▶ **AIM OF THE EXERCISE**: Retype exactly the lines from the one containing "What data populates" through the last line of the records below, including both, and leave out any pictures.

-- START OF TASK DATA --

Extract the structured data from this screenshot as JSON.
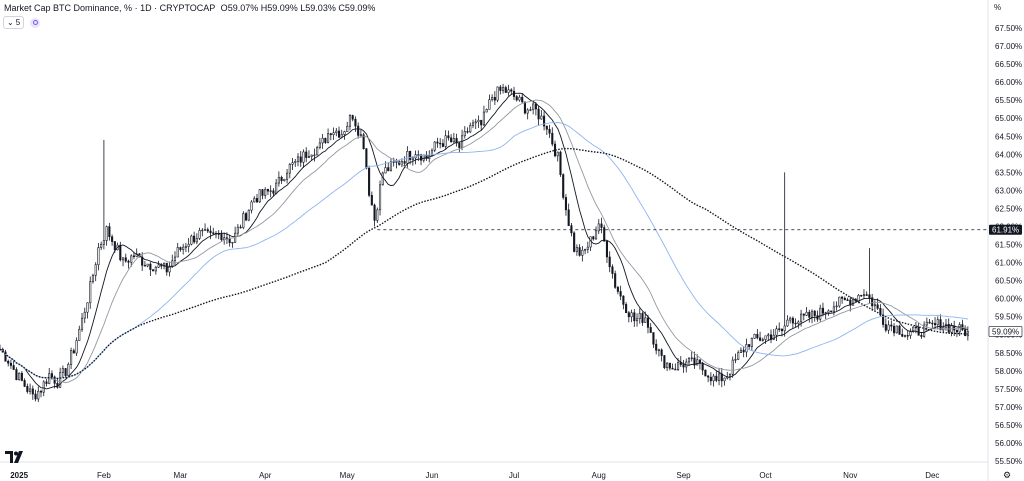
{
  "header": {
    "title": "Market Cap BTC Dominance, %",
    "interval": "1D",
    "source": "CRYPTOCAP",
    "open_label": "O",
    "open": "59.07%",
    "high_label": "H",
    "high": "59.09%",
    "low_label": "L",
    "low": "59.03%",
    "close_label": "C",
    "close": "59.09%"
  },
  "toolbar": {
    "collapse_label": "5"
  },
  "axis": {
    "unit": "%"
  },
  "colors": {
    "candle": "#131722",
    "ma_fast": "#131722",
    "ma_mid": "#9598a1",
    "ma_slow": "#8fb5f0",
    "ma_long": "#131722",
    "last_price_label_bg": "#ffffff",
    "level_label_bg": "#131722"
  },
  "chart_data": {
    "type": "candlestick",
    "title": "Market Cap BTC Dominance, %",
    "ylim": [
      55.5,
      68.0
    ],
    "y_ticks": [
      "55.50%",
      "56.00%",
      "56.50%",
      "57.00%",
      "57.50%",
      "58.00%",
      "58.50%",
      "59.00%",
      "59.50%",
      "60.00%",
      "60.50%",
      "61.00%",
      "61.50%",
      "62.00%",
      "62.50%",
      "63.00%",
      "63.50%",
      "64.00%",
      "64.50%",
      "65.00%",
      "65.50%",
      "66.00%",
      "66.50%",
      "67.00%",
      "67.50%"
    ],
    "x_ticks": [
      "2025",
      "Feb",
      "Mar",
      "Apr",
      "May",
      "Jun",
      "Jul",
      "Aug",
      "Sep",
      "Oct",
      "Nov",
      "Dec"
    ],
    "x_start": "2024-12-25",
    "x_end": "2025-12-21",
    "close_anchors": [
      [
        "2024-12-25",
        58.6
      ],
      [
        "2024-12-28",
        58.3
      ],
      [
        "2024-12-31",
        57.9
      ],
      [
        "2025-01-03",
        57.6
      ],
      [
        "2025-01-06",
        57.3
      ],
      [
        "2025-01-09",
        57.5
      ],
      [
        "2025-01-12",
        57.9
      ],
      [
        "2025-01-15",
        57.7
      ],
      [
        "2025-01-18",
        58.0
      ],
      [
        "2025-01-21",
        58.6
      ],
      [
        "2025-01-24",
        59.4
      ],
      [
        "2025-01-27",
        60.3
      ],
      [
        "2025-01-30",
        61.4
      ],
      [
        "2025-02-02",
        61.9
      ],
      [
        "2025-02-05",
        61.5
      ],
      [
        "2025-02-08",
        61.0
      ],
      [
        "2025-02-12",
        61.2
      ],
      [
        "2025-02-16",
        61.0
      ],
      [
        "2025-02-20",
        60.9
      ],
      [
        "2025-02-24",
        60.8
      ],
      [
        "2025-02-28",
        61.3
      ],
      [
        "2025-03-04",
        61.6
      ],
      [
        "2025-03-08",
        61.8
      ],
      [
        "2025-03-12",
        61.7
      ],
      [
        "2025-03-16",
        61.8
      ],
      [
        "2025-03-20",
        61.6
      ],
      [
        "2025-03-24",
        62.2
      ],
      [
        "2025-03-28",
        62.8
      ],
      [
        "2025-04-01",
        62.9
      ],
      [
        "2025-04-05",
        63.1
      ],
      [
        "2025-04-09",
        63.6
      ],
      [
        "2025-04-13",
        63.8
      ],
      [
        "2025-04-17",
        64.1
      ],
      [
        "2025-04-21",
        64.2
      ],
      [
        "2025-04-25",
        64.7
      ],
      [
        "2025-04-29",
        64.6
      ],
      [
        "2025-05-03",
        65.1
      ],
      [
        "2025-05-07",
        64.3
      ],
      [
        "2025-05-09",
        63.0
      ],
      [
        "2025-05-11",
        62.2
      ],
      [
        "2025-05-14",
        63.5
      ],
      [
        "2025-05-18",
        63.7
      ],
      [
        "2025-05-22",
        63.9
      ],
      [
        "2025-05-26",
        64.1
      ],
      [
        "2025-05-30",
        63.9
      ],
      [
        "2025-06-03",
        64.3
      ],
      [
        "2025-06-07",
        64.4
      ],
      [
        "2025-06-11",
        64.2
      ],
      [
        "2025-06-15",
        64.8
      ],
      [
        "2025-06-19",
        64.8
      ],
      [
        "2025-06-23",
        65.6
      ],
      [
        "2025-06-27",
        65.8
      ],
      [
        "2025-07-01",
        65.6
      ],
      [
        "2025-07-05",
        65.3
      ],
      [
        "2025-07-09",
        65.2
      ],
      [
        "2025-07-13",
        64.8
      ],
      [
        "2025-07-17",
        63.9
      ],
      [
        "2025-07-20",
        62.5
      ],
      [
        "2025-07-23",
        61.4
      ],
      [
        "2025-07-26",
        61.2
      ],
      [
        "2025-07-29",
        61.6
      ],
      [
        "2025-08-01",
        62.1
      ],
      [
        "2025-08-04",
        61.3
      ],
      [
        "2025-08-07",
        60.4
      ],
      [
        "2025-08-10",
        59.9
      ],
      [
        "2025-08-14",
        59.4
      ],
      [
        "2025-08-18",
        59.5
      ],
      [
        "2025-08-21",
        58.9
      ],
      [
        "2025-08-24",
        58.3
      ],
      [
        "2025-08-28",
        58.1
      ],
      [
        "2025-09-01",
        58.2
      ],
      [
        "2025-09-05",
        58.2
      ],
      [
        "2025-09-09",
        58.0
      ],
      [
        "2025-09-13",
        57.7
      ],
      [
        "2025-09-17",
        57.9
      ],
      [
        "2025-09-21",
        58.4
      ],
      [
        "2025-09-25",
        58.8
      ],
      [
        "2025-09-29",
        58.9
      ],
      [
        "2025-10-03",
        59.0
      ],
      [
        "2025-10-07",
        59.1
      ],
      [
        "2025-10-10",
        59.5
      ],
      [
        "2025-10-13",
        59.4
      ],
      [
        "2025-10-17",
        59.5
      ],
      [
        "2025-10-21",
        59.6
      ],
      [
        "2025-10-25",
        59.8
      ],
      [
        "2025-10-29",
        59.9
      ],
      [
        "2025-11-02",
        60.0
      ],
      [
        "2025-11-06",
        60.2
      ],
      [
        "2025-11-10",
        59.8
      ],
      [
        "2025-11-14",
        59.3
      ],
      [
        "2025-11-18",
        59.2
      ],
      [
        "2025-11-22",
        59.0
      ],
      [
        "2025-11-26",
        59.1
      ],
      [
        "2025-11-30",
        59.2
      ],
      [
        "2025-12-04",
        59.3
      ],
      [
        "2025-12-08",
        59.2
      ],
      [
        "2025-12-12",
        59.1
      ],
      [
        "2025-12-14",
        59.09
      ]
    ],
    "wick_spikes": [
      [
        "2025-02-01",
        64.4
      ],
      [
        "2025-10-08",
        63.5
      ],
      [
        "2025-11-08",
        61.4
      ]
    ],
    "series": [
      {
        "type": "ma",
        "values_note": "",
        "color_key": "ma_fast"
      },
      {
        "type": "ma",
        "color_key": "ma_mid"
      },
      {
        "type": "ma",
        "color_key": "ma_slow"
      },
      {
        "type": "ma",
        "color_key": "ma_long"
      }
    ],
    "horizontal_level": {
      "value": 61.91,
      "label": "61.91%",
      "from": "2025-05-12"
    },
    "last_price": {
      "value": 59.09,
      "label": "59.09%"
    }
  }
}
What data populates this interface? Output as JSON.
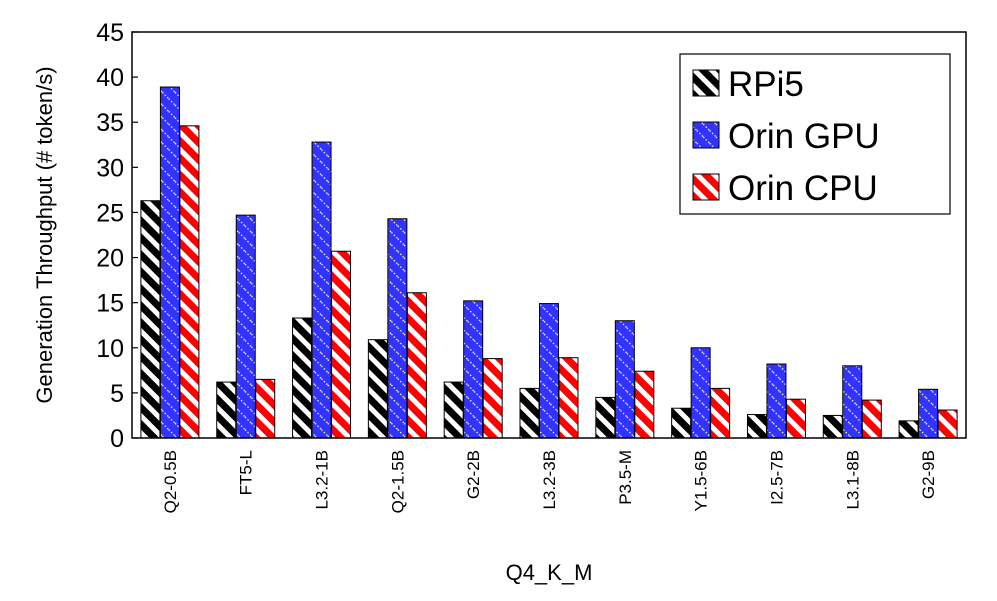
{
  "chart_data": {
    "type": "bar",
    "xlabel": "Q4_K_M",
    "ylabel": "Generation Throughput (# token/s)",
    "ylim": [
      0,
      45
    ],
    "yticks": [
      0,
      5,
      10,
      15,
      20,
      25,
      30,
      35,
      40,
      45
    ],
    "grid": false,
    "legend_position": "top-right",
    "categories": [
      "Q2-0.5B",
      "FT5-L",
      "L3.2-1B",
      "Q2-1.5B",
      "G2-2B",
      "L3.2-3B",
      "P3.5-M",
      "Y1.5-6B",
      "I2.5-7B",
      "L3.1-8B",
      "G2-9B"
    ],
    "series": [
      {
        "name": "RPi5",
        "color": "#000000",
        "pattern": "diagonal-stripes",
        "values": [
          26.3,
          6.2,
          13.3,
          10.9,
          6.2,
          5.5,
          4.5,
          3.3,
          2.6,
          2.5,
          1.9
        ]
      },
      {
        "name": "Orin GPU",
        "color": "#3333ff",
        "pattern": "dotted-diagonal",
        "values": [
          38.9,
          24.7,
          32.8,
          24.3,
          15.2,
          14.9,
          13.0,
          10.0,
          8.2,
          8.0,
          5.4
        ]
      },
      {
        "name": "Orin CPU",
        "color": "#ff0000",
        "pattern": "diagonal-stripes",
        "values": [
          34.6,
          6.5,
          20.7,
          16.1,
          8.8,
          8.9,
          7.4,
          5.5,
          4.3,
          4.2,
          3.1
        ]
      }
    ]
  }
}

-- END OF TASK DATA --

▶ **ANSWER TO THE TASK**:
What data populates this interface? Output as JSON.
{
  "chart_data": {
    "type": "bar",
    "xlabel": "Q4_K_M",
    "ylabel": "Generation Throughput (# token/s)",
    "ylim": [
      0,
      45
    ],
    "yticks": [
      0,
      5,
      10,
      15,
      20,
      25,
      30,
      35,
      40,
      45
    ],
    "grid": false,
    "legend_position": "top-right",
    "categories": [
      "Q2-0.5B",
      "FT5-L",
      "L3.2-1B",
      "Q2-1.5B",
      "G2-2B",
      "L3.2-3B",
      "P3.5-M",
      "Y1.5-6B",
      "I2.5-7B",
      "L3.1-8B",
      "G2-9B"
    ],
    "series": [
      {
        "name": "RPi5",
        "color": "#000000",
        "pattern": "diagonal-stripes",
        "values": [
          26.3,
          6.2,
          13.3,
          10.9,
          6.2,
          5.5,
          4.5,
          3.3,
          2.6,
          2.5,
          1.9
        ]
      },
      {
        "name": "Orin GPU",
        "color": "#3333ff",
        "pattern": "dotted-diagonal",
        "values": [
          38.9,
          24.7,
          32.8,
          24.3,
          15.2,
          14.9,
          13.0,
          10.0,
          8.2,
          8.0,
          5.4
        ]
      },
      {
        "name": "Orin CPU",
        "color": "#ff0000",
        "pattern": "diagonal-stripes",
        "values": [
          34.6,
          6.5,
          20.7,
          16.1,
          8.8,
          8.9,
          7.4,
          5.5,
          4.3,
          4.2,
          3.1
        ]
      }
    ]
  }
}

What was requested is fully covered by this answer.